Tally the lines in the records underneath that contain the string "data", and state the figure by itself.
******************************
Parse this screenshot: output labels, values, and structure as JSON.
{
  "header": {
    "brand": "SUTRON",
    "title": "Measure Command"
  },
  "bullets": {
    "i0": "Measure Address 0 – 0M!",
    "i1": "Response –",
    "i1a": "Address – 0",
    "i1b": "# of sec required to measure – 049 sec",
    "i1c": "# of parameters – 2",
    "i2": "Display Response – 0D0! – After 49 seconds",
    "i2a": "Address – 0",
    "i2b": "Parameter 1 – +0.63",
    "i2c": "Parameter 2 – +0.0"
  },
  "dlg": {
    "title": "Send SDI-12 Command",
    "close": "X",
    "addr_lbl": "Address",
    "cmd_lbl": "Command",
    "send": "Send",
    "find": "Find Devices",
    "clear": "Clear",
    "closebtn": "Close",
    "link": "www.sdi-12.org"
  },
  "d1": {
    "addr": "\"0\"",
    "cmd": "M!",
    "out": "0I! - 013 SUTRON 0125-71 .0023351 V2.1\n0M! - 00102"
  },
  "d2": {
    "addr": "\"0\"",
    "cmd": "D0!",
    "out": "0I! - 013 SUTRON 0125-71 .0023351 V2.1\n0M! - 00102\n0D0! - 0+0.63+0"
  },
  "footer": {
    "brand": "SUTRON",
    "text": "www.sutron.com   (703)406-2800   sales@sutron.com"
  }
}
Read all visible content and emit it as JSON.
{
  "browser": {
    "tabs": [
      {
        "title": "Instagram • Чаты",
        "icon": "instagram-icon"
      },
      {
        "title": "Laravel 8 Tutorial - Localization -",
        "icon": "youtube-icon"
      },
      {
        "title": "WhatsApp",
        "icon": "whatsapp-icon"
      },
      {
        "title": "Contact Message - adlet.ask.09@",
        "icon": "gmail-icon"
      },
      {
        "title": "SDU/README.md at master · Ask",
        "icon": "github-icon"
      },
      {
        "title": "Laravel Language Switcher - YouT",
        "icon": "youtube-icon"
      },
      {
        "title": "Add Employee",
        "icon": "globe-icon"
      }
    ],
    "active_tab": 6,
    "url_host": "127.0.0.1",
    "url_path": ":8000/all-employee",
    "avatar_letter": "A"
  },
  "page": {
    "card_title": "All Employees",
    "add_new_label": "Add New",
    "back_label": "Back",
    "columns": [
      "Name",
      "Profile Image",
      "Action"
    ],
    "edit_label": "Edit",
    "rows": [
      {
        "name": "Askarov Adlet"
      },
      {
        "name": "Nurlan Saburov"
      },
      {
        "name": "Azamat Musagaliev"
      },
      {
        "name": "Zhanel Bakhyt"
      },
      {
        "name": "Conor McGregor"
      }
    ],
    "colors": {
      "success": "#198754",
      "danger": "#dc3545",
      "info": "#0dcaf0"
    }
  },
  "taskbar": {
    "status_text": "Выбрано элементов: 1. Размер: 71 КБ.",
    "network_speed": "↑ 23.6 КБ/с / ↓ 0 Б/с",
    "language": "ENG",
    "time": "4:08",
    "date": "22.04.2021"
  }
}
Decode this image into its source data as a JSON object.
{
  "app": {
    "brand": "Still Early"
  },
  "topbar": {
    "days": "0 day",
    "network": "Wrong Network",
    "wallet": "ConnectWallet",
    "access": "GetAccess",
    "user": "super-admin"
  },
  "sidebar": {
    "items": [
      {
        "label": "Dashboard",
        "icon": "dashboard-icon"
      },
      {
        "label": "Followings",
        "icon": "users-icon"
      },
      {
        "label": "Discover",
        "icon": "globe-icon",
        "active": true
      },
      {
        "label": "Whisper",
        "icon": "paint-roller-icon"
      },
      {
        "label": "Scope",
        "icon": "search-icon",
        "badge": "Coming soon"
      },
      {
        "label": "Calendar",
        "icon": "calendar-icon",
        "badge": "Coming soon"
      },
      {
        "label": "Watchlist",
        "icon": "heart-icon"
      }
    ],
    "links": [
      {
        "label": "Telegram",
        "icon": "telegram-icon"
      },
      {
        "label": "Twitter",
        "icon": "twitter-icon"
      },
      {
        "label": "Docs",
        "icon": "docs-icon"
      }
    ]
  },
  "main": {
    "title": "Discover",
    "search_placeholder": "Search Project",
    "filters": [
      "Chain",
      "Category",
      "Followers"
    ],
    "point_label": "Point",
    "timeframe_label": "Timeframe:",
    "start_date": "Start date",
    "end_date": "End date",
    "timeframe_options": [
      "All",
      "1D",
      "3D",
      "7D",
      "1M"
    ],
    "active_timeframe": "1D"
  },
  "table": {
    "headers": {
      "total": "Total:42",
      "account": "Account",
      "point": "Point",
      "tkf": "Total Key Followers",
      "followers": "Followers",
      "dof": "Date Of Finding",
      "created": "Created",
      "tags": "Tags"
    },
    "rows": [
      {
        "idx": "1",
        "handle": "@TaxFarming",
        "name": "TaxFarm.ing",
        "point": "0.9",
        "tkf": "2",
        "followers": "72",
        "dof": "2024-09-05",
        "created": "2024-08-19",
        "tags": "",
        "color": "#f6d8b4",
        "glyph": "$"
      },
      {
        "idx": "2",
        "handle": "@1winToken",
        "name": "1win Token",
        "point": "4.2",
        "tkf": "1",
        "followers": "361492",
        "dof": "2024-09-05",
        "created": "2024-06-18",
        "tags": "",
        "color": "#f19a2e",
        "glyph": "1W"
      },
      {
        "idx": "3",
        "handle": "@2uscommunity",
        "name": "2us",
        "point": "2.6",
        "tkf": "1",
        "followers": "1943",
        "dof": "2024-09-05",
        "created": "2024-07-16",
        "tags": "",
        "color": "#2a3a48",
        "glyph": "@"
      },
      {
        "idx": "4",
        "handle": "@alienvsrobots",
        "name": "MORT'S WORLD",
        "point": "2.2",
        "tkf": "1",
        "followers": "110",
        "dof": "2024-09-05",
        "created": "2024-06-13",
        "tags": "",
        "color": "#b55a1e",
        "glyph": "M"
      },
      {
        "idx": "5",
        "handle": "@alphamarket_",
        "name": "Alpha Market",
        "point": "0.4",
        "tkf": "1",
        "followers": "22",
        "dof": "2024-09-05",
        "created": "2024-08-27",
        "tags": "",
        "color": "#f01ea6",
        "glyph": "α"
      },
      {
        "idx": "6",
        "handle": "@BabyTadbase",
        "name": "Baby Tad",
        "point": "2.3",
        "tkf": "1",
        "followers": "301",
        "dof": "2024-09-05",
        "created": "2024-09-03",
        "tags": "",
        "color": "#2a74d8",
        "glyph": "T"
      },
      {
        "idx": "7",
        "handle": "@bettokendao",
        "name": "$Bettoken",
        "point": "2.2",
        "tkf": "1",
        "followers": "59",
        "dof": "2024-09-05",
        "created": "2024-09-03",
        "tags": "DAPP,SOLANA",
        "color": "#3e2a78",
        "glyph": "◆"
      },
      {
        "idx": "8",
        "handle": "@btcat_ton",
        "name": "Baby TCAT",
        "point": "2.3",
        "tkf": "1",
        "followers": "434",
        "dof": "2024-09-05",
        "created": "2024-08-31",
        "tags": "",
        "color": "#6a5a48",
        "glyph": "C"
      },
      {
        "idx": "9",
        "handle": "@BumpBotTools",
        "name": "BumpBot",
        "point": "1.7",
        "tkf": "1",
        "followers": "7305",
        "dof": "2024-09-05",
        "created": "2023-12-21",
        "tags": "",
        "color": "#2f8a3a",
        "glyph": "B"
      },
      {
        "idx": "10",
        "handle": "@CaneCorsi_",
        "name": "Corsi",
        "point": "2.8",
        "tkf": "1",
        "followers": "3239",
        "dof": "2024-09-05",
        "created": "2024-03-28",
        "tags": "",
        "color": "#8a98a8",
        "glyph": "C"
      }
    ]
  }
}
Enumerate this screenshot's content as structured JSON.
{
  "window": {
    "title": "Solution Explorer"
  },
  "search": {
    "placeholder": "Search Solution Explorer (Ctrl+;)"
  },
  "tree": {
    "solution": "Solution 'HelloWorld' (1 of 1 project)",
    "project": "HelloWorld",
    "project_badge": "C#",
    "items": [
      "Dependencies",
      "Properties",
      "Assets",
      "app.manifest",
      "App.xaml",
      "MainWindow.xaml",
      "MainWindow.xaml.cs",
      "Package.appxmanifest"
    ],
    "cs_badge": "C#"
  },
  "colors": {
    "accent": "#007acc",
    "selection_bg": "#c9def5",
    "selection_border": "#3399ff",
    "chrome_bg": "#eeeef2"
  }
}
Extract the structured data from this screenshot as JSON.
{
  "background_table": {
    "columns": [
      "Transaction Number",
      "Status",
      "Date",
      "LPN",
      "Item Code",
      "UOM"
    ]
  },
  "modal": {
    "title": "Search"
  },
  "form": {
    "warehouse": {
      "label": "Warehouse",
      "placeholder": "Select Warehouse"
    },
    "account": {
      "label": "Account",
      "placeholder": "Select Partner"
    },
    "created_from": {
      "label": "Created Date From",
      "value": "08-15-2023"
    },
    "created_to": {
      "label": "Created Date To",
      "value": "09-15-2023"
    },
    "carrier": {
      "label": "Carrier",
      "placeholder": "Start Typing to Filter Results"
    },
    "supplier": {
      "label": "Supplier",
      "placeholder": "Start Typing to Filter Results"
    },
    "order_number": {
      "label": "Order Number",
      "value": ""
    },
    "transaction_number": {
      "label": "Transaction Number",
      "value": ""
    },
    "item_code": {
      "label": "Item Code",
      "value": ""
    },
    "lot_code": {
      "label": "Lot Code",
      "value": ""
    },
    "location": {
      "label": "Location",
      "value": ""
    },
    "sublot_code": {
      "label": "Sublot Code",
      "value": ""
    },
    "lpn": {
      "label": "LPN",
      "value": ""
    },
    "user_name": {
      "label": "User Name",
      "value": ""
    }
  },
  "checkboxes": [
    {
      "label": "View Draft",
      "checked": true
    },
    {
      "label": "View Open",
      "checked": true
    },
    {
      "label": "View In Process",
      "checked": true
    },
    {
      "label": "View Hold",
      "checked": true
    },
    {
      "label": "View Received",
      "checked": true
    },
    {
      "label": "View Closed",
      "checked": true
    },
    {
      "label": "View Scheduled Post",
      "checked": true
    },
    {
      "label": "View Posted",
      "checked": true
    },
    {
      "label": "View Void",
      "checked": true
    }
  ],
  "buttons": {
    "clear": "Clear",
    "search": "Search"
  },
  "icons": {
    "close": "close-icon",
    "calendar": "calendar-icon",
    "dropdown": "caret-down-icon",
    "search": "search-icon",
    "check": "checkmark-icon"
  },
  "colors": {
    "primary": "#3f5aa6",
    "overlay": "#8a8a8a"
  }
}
******************************
• _SOLVED EXERCISE_
2